Request: Would you return the complete listing below word for word?

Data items
******************************

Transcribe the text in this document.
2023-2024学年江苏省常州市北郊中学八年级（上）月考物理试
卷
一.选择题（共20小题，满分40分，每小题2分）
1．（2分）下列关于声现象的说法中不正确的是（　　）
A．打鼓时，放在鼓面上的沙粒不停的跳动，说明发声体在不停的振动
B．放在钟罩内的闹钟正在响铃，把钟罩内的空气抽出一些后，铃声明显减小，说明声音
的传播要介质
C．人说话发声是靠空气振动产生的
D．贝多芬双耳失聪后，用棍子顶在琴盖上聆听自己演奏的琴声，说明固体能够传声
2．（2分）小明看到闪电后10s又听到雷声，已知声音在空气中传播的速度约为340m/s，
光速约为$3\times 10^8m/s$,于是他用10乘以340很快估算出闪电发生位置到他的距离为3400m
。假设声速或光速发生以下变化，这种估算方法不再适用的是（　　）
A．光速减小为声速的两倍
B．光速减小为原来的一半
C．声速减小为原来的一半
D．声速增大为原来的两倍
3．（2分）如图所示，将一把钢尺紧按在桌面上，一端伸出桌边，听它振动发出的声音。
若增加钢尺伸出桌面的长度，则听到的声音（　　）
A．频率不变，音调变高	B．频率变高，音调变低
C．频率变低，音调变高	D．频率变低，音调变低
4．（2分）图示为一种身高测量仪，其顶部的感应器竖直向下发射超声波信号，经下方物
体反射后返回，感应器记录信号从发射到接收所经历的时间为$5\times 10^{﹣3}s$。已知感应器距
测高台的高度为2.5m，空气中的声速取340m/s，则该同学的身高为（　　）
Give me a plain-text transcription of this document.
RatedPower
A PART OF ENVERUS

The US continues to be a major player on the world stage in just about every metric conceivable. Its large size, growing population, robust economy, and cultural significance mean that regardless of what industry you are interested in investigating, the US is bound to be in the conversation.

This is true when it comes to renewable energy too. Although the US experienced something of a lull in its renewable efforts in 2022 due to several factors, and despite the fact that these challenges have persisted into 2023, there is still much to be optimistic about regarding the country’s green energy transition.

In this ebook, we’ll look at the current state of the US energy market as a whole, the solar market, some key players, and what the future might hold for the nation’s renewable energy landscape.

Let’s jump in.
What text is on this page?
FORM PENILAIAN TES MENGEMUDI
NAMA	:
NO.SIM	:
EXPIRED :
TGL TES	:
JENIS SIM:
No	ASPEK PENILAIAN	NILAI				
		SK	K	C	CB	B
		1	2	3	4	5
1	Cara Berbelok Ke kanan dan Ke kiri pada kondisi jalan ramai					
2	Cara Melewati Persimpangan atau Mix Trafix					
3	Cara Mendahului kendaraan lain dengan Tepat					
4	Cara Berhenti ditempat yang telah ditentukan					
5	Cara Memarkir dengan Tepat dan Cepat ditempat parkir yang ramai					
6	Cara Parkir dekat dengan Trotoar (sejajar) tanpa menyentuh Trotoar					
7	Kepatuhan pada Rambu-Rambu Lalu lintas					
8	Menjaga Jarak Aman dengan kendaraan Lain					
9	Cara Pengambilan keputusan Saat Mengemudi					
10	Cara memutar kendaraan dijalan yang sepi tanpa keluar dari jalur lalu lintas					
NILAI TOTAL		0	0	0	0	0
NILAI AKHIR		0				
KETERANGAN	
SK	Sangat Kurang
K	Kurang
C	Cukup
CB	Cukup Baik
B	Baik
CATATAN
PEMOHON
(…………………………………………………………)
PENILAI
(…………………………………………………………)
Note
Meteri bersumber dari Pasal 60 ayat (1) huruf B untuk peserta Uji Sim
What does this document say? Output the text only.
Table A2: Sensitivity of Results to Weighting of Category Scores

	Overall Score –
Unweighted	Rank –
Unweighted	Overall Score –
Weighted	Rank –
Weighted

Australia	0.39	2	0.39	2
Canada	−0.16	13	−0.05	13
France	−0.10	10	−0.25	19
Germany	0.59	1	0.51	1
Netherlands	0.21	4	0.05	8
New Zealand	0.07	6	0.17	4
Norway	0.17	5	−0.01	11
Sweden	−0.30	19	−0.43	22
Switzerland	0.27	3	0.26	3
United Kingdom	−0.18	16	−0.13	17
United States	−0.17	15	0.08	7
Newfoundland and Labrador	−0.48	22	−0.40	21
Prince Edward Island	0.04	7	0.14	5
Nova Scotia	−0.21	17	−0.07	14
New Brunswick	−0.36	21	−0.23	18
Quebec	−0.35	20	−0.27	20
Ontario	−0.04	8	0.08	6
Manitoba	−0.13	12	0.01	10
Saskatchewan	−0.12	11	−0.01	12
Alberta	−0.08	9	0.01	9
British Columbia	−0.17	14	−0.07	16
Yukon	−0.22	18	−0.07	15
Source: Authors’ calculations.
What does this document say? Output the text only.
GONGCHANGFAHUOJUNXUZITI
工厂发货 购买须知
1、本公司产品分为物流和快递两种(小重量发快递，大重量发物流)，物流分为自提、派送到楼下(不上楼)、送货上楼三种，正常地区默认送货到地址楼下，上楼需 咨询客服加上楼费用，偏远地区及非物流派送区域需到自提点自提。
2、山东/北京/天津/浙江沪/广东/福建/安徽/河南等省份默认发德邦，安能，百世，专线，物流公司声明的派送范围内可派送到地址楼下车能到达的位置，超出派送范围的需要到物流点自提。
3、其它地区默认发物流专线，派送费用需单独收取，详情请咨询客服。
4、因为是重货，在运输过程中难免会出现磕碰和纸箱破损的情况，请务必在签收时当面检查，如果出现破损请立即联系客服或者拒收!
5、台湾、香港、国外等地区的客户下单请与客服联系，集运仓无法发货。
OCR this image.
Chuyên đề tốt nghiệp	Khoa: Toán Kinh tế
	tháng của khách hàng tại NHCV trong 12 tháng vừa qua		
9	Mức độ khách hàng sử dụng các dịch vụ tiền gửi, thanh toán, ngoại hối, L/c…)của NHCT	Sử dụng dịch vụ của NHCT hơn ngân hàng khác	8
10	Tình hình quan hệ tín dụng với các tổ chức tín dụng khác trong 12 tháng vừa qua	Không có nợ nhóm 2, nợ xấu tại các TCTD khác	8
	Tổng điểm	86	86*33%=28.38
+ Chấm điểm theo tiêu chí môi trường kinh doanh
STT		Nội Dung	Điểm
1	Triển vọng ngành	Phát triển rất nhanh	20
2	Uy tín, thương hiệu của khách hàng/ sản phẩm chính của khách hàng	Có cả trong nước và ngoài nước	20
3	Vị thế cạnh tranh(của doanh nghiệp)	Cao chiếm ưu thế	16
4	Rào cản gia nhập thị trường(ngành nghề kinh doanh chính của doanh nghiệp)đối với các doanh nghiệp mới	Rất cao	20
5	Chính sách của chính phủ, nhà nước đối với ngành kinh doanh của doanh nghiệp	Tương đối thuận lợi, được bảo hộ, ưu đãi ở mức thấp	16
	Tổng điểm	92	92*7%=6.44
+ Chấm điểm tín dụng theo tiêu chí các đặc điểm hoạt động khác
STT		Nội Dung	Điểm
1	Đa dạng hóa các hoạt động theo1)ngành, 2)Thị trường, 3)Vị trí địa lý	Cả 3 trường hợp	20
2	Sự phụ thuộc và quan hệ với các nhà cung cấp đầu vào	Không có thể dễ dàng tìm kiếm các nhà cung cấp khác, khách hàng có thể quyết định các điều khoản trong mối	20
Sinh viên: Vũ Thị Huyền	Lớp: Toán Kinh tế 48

******************************

Solution to the exercise:
Transcribe the text in this document.
2023-2024学年江苏省常州市北郊中学八年级（上）月考物理试
卷
一.选择题（共20小题，满分40分，每小题2分）
1．（2分）下列关于声现象的说法中不正确的是（　　）
A．打鼓时，放在鼓面上的沙粒不停的跳动，说明发声体在不停的振动
B．放在钟罩内的闹钟正在响铃，把钟罩内的空气抽出一些后，铃声明显减小，说明声音
的传播要介质
C．人说话发声是靠空气振动产生的
D．贝多芬双耳失聪后，用棍子顶在琴盖上聆听自己演奏的琴声，说明固体能够传声
2．（2分）小明看到闪电后10s又听到雷声，已知声音在空气中传播的速度约为340m/s，
光速约为$3\times 10^8m/s$,于是他用10乘以340很快估算出闪电发生位置到他的距离为3400m
。假设声速或光速发生以下变化，这种估算方法不再适用的是（　　）
A．光速减小为声速的两倍
B．光速减小为原来的一半
C．声速减小为原来的一半
D．声速增大为原来的两倍
3．（2分）如图所示，将一把钢尺紧按在桌面上，一端伸出桌边，听它振动发出的声音。
若增加钢尺伸出桌面的长度，则听到的声音（　　）
A．频率不变，音调变高	B．频率变高，音调变低
C．频率变低，音调变高	D．频率变低，音调变低
4．（2分）图示为一种身高测量仪，其顶部的感应器竖直向下发射超声波信号，经下方物
体反射后返回，感应器记录信号从发射到接收所经历的时间为$5\times 10^{﹣3}s$。已知感应器距
测高台的高度为2.5m，空气中的声速取340m/s，则该同学的身高为（　　）
Give me a plain-text transcription of this document.
RatedPower
A PART OF ENVERUS

The US continues to be a major player on the world stage in just about every metric conceivable. Its large size, growing population, robust economy, and cultural significance mean that regardless of what industry you are interested in investigating, the US is bound to be in the conversation.

This is true when it comes to renewable energy too. Although the US experienced something of a lull in its renewable efforts in 2022 due to several factors, and despite the fact that these challenges have persisted into 2023, there is still much to be optimistic about regarding the country’s green energy transition.

In this ebook, we’ll look at the current state of the US energy market as a whole, the solar market, some key players, and what the future might hold for the nation’s renewable energy landscape.

Let’s jump in.
What text is on this page?
FORM PENILAIAN TES MENGEMUDI
NAMA	:
NO.SIM	:
EXPIRED :
TGL TES	:
JENIS SIM:
No	ASPEK PENILAIAN	NILAI				
		SK	K	C	CB	B
		1	2	3	4	5
1	Cara Berbelok Ke kanan dan Ke kiri pada kondisi jalan ramai					
2	Cara Melewati Persimpangan atau Mix Trafix					
3	Cara Mendahului kendaraan lain dengan Tepat					
4	Cara Berhenti ditempat yang telah ditentukan					
5	Cara Memarkir dengan Tepat dan Cepat ditempat parkir yang ramai					
6	Cara Parkir dekat dengan Trotoar (sejajar) tanpa menyentuh Trotoar					
7	Kepatuhan pada Rambu-Rambu Lalu lintas					
8	Menjaga Jarak Aman dengan kendaraan Lain					
9	Cara Pengambilan keputusan Saat Mengemudi					
10	Cara memutar kendaraan dijalan yang sepi tanpa keluar dari jalur lalu lintas					
NILAI TOTAL		0	0	0	0	0
NILAI AKHIR		0				
KETERANGAN	
SK	Sangat Kurang
K	Kurang
C	Cukup
CB	Cukup Baik
B	Baik
CATATAN
PEMOHON
(…………………………………………………………)
PENILAI
(…………………………………………………………)
Note
Meteri bersumber dari Pasal 60 ayat (1) huruf B untuk peserta Uji Sim
What does this document say? Output the text only.
Table A2: Sensitivity of Results to Weighting of Category Scores

	Overall Score –
Unweighted	Rank –
Unweighted	Overall Score –
Weighted	Rank –
Weighted

Australia	0.39	2	0.39	2
Canada	−0.16	13	−0.05	13
France	−0.10	10	−0.25	19
Germany	0.59	1	0.51	1
Netherlands	0.21	4	0.05	8
New Zealand	0.07	6	0.17	4
Norway	0.17	5	−0.01	11
Sweden	−0.30	19	−0.43	22
Switzerland	0.27	3	0.26	3
United Kingdom	−0.18	16	−0.13	17
United States	−0.17	15	0.08	7
Newfoundland and Labrador	−0.48	22	−0.40	21
Prince Edward Island	0.04	7	0.14	5
Nova Scotia	−0.21	17	−0.07	14
New Brunswick	−0.36	21	−0.23	18
Quebec	−0.35	20	−0.27	20
Ontario	−0.04	8	0.08	6
Manitoba	−0.13	12	0.01	10
Saskatchewan	−0.12	11	−0.01	12
Alberta	−0.08	9	0.01	9
British Columbia	−0.17	14	−0.07	16
Yukon	−0.22	18	−0.07	15
Source: Authors’ calculations.
What does this document say? Output the text only.
GONGCHANGFAHUOJUNXUZITI
工厂发货 购买须知
1、本公司产品分为物流和快递两种(小重量发快递，大重量发物流)，物流分为自提、派送到楼下(不上楼)、送货上楼三种，正常地区默认送货到地址楼下，上楼需 咨询客服加上楼费用，偏远地区及非物流派送区域需到自提点自提。
2、山东/北京/天津/浙江沪/广东/福建/安徽/河南等省份默认发德邦，安能，百世，专线，物流公司声明的派送范围内可派送到地址楼下车能到达的位置，超出派送范围的需要到物流点自提。
3、其它地区默认发物流专线，派送费用需单独收取，详情请咨询客服。
4、因为是重货，在运输过程中难免会出现磕碰和纸箱破损的情况，请务必在签收时当面检查，如果出现破损请立即联系客服或者拒收!
5、台湾、香港、国外等地区的客户下单请与客服联系，集运仓无法发货。
OCR this image.
Chuyên đề tốt nghiệp	Khoa: Toán Kinh tế
	tháng của khách hàng tại NHCV trong 12 tháng vừa qua		
9	Mức độ khách hàng sử dụng các dịch vụ tiền gửi, thanh toán, ngoại hối, L/c…)của NHCT	Sử dụng dịch vụ của NHCT hơn ngân hàng khác	8
10	Tình hình quan hệ tín dụng với các tổ chức tín dụng khác trong 12 tháng vừa qua	Không có nợ nhóm 2, nợ xấu tại các TCTD khác	8
	Tổng điểm	86	86*33%=28.38
+ Chấm điểm theo tiêu chí môi trường kinh doanh
STT		Nội Dung	Điểm
1	Triển vọng ngành	Phát triển rất nhanh	20
2	Uy tín, thương hiệu của khách hàng/ sản phẩm chính của khách hàng	Có cả trong nước và ngoài nước	20
3	Vị thế cạnh tranh(của doanh nghiệp)	Cao chiếm ưu thế	16
4	Rào cản gia nhập thị trường(ngành nghề kinh doanh chính của doanh nghiệp)đối với các doanh nghiệp mới	Rất cao	20
5	Chính sách của chính phủ, nhà nước đối với ngành kinh doanh của doanh nghiệp	Tương đối thuận lợi, được bảo hộ, ưu đãi ở mức thấp	16
	Tổng điểm	92	92*7%=6.44
+ Chấm điểm tín dụng theo tiêu chí các đặc điểm hoạt động khác
STT		Nội Dung	Điểm
1	Đa dạng hóa các hoạt động theo1)ngành, 2)Thị trường, 3)Vị trí địa lý	Cả 3 trường hợp	20
2	Sự phụ thuộc và quan hệ với các nhà cung cấp đầu vào	Không có thể dễ dàng tìm kiếm các nhà cung cấp khác, khách hàng có thể quyết định các điều khoản trong mối	20
Sinh viên: Vũ Thị Huyền	Lớp: Toán Kinh tế 48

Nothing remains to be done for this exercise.